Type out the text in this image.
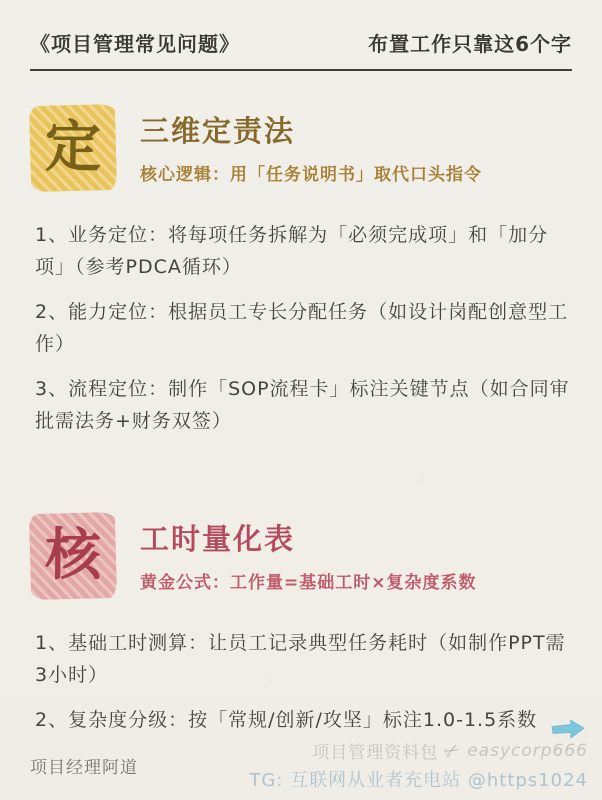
《项目管理常见问题》	布置工作只靠这6个字
定 三维定责法
核心逻辑：用「任务说明书」取代口头指令

1、业务定位：将每项任务拆解为「必须完成项」和「加分项」（参考PDCA循环）

2、能力定位：根据员工专长分配任务（如设计岗配创意型工作）

3、流程定位：制作「SOP流程卡」标注关键节点（如合同审批需法务+财务双签）

核 工时量化表
黄金公式：工作量=基础工时×复杂度系数

1、基础工时测算：让员工记录典型任务耗时（如制作PPT需3小时）

2、复杂度分级：按「常规/创新/攻坚」标注1.0-1.5系数

项目经理阿道
项目管理资料包 ✂ easycorp666
TG: 互联网从业者充电站 @https1024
● ● ● ● ●
**Given task:** Copy all the lines of data exactly as they appear, dropping any images.

**Expected answer:**
Type out the text in this image.
《项目管理常见问题》	布置工作只靠这6个字
定 三维定责法
核心逻辑：用「任务说明书」取代口头指令

1、业务定位：将每项任务拆解为「必须完成项」和「加分项」（参考PDCA循环）

2、能力定位：根据员工专长分配任务（如设计岗配创意型工作）

3、流程定位：制作「SOP流程卡」标注关键节点（如合同审批需法务+财务双签）

核 工时量化表
黄金公式：工作量=基础工时×复杂度系数

1、基础工时测算：让员工记录典型任务耗时（如制作PPT需3小时）

2、复杂度分级：按「常规/创新/攻坚」标注1.0-1.5系数

项目经理阿道
项目管理资料包 ✂ easycorp666
TG: 互联网从业者充电站 @https1024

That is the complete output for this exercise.